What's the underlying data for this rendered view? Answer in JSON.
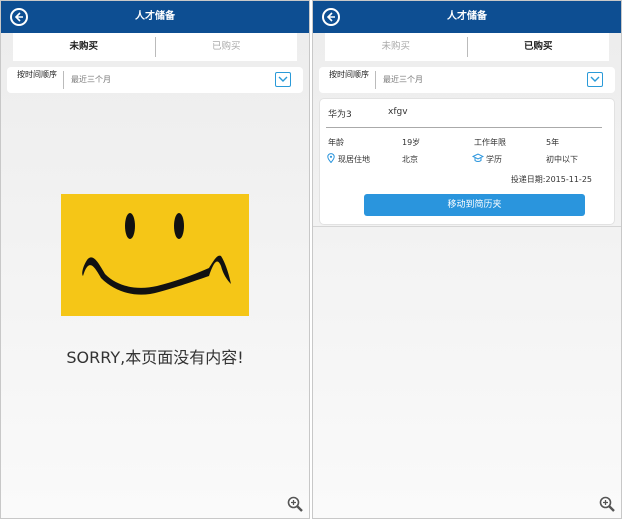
{
  "left": {
    "title": "人才储备",
    "tabs": [
      "未购买",
      "已购买"
    ],
    "active_tab": 0,
    "filter": {
      "label": "按时间顺序",
      "value": "最近三个月"
    },
    "empty_message": "SORRY,本页面没有内容!"
  },
  "right": {
    "title": "人才储备",
    "tabs": [
      "未购买",
      "已购买"
    ],
    "active_tab": 1,
    "filter": {
      "label": "按时间顺序",
      "value": "最近三个月"
    },
    "candidate": {
      "name": "华为3",
      "code": "xfgv",
      "age_label": "年龄",
      "age": "19岁",
      "experience_label": "工作年限",
      "experience": "5年",
      "residence_label": "现居住地",
      "residence": "北京",
      "education_label": "学历",
      "education": "初中以下",
      "submit_date": "投递日期:2015-11-25",
      "move_button": "移动到简历夹"
    }
  },
  "colors": {
    "header": "#0d4e92",
    "accent": "#2a95dd",
    "smiley": "#f5c617"
  }
}
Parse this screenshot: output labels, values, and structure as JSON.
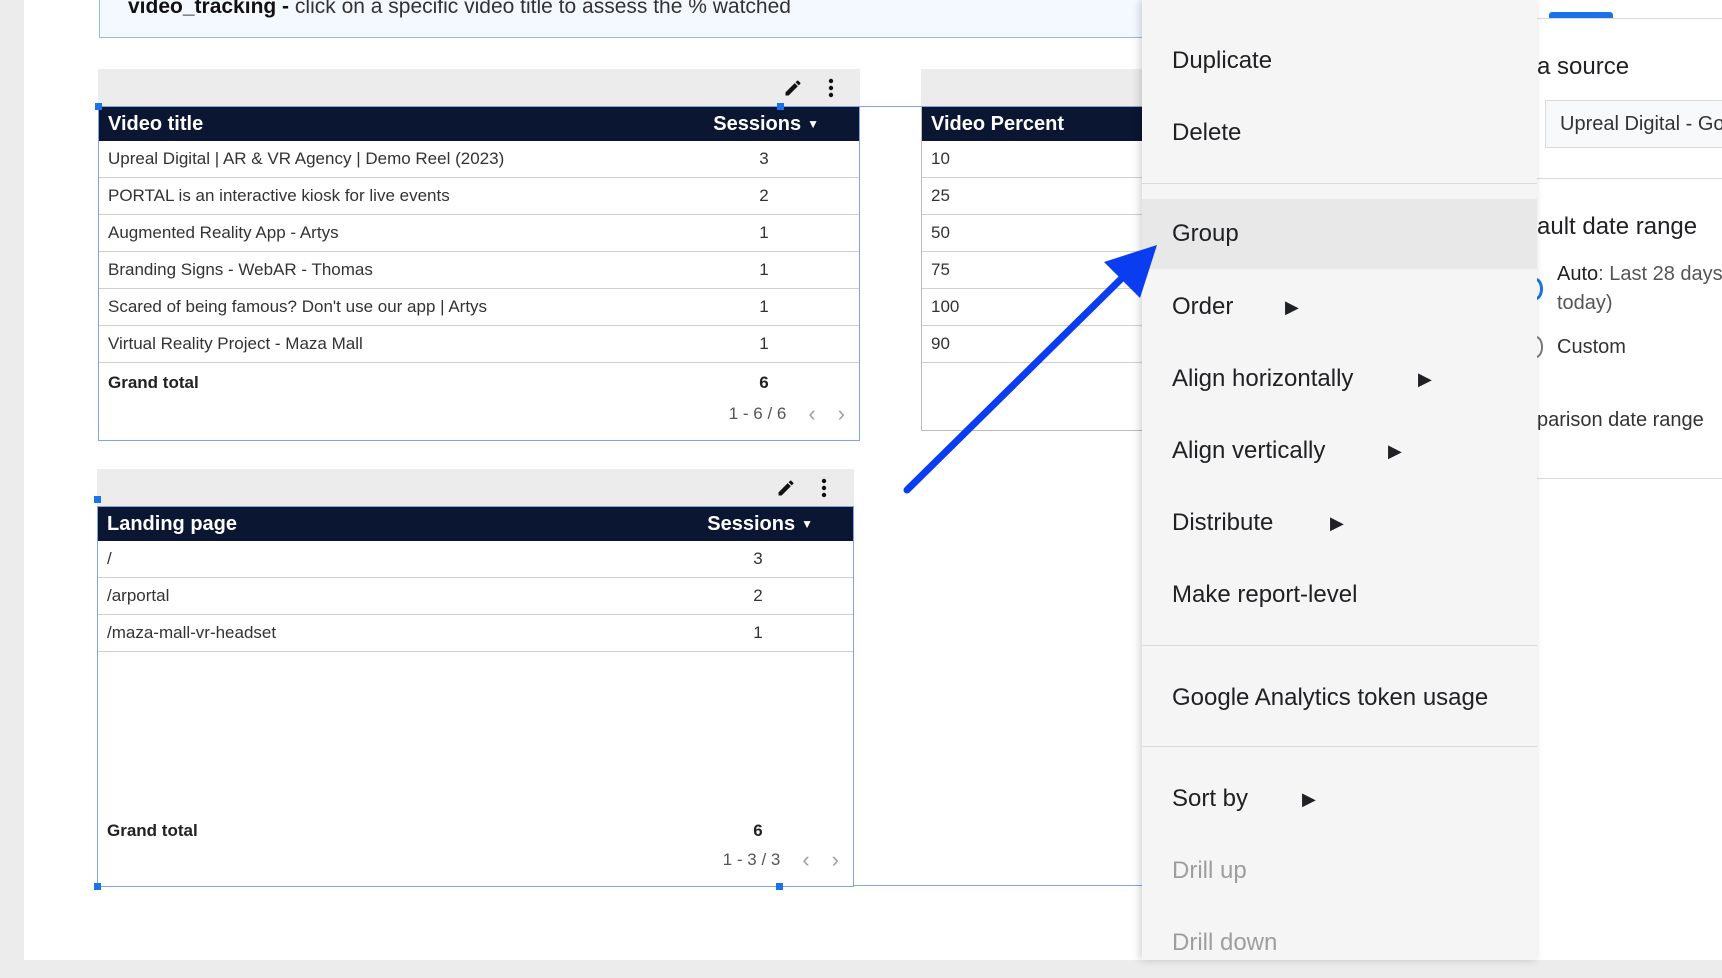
{
  "banner": {
    "bold": "video_tracking -",
    "text": " click on a specific video title to assess the % watched"
  },
  "video_table": {
    "col1": "Video title",
    "col2": "Sessions",
    "rows": [
      {
        "title": "Upreal Digital | AR & VR Agency | Demo Reel (2023)",
        "sessions": "3"
      },
      {
        "title": "PORTAL is an interactive kiosk for live events",
        "sessions": "2"
      },
      {
        "title": "Augmented Reality App - Artys",
        "sessions": "1"
      },
      {
        "title": "Branding Signs - WebAR - Thomas",
        "sessions": "1"
      },
      {
        "title": "Scared of being famous? Don't use our app | Artys",
        "sessions": "1"
      },
      {
        "title": "Virtual Reality Project - Maza Mall",
        "sessions": "1"
      }
    ],
    "grand_total_label": "Grand total",
    "grand_total": "6",
    "pager": "1 - 6 / 6"
  },
  "percent_table": {
    "col1": "Video Percent",
    "rows": [
      "10",
      "25",
      "50",
      "75",
      "100",
      "90"
    ]
  },
  "landing_table": {
    "col1": "Landing page",
    "col2": "Sessions",
    "rows": [
      {
        "page": "/",
        "sessions": "3"
      },
      {
        "page": "/arportal",
        "sessions": "2"
      },
      {
        "page": "/maza-mall-vr-headset",
        "sessions": "1"
      }
    ],
    "grand_total_label": "Grand total",
    "grand_total": "6",
    "pager": "1 - 3 / 3"
  },
  "context_menu": {
    "items": [
      {
        "label": "Duplicate"
      },
      {
        "label": "Delete"
      },
      {
        "label": "Group",
        "highlighted": true
      },
      {
        "label": "Order",
        "submenu": true
      },
      {
        "label": "Align horizontally",
        "submenu": true
      },
      {
        "label": "Align vertically",
        "submenu": true
      },
      {
        "label": "Distribute",
        "submenu": true
      },
      {
        "label": "Make report-level"
      },
      {
        "label": "Google Analytics token usage"
      },
      {
        "label": "Sort by",
        "submenu": true
      },
      {
        "label": "Drill up",
        "disabled": true
      },
      {
        "label": "Drill down",
        "disabled": true
      }
    ]
  },
  "right_panel": {
    "data_source_heading": "a source",
    "data_source_value": "Upreal Digital - Go",
    "date_range_heading": "ault date range",
    "auto_label": "Auto",
    "auto_value": ": Last 28 days",
    "auto_value_2": "today)",
    "custom_label": "Custom",
    "comparison_label": "parison date range"
  },
  "colors": {
    "table_header": "#0b1633",
    "accent": "#1a73e8",
    "annotation_arrow": "#0a3cf0"
  },
  "icons": [
    "pencil-icon",
    "more-vert-icon",
    "chevron-left-icon",
    "chevron-right-icon",
    "sort-caret-icon",
    "submenu-arrow-icon",
    "annotation-arrow"
  ]
}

## EXERCISE
Copy all lines from the material that hold "Artys".

## ANSWER TO THE PROBLEM
        "title": "Augmented Reality App - Artys",
        "title": "Scared of being famous? Don't use our app | Artys",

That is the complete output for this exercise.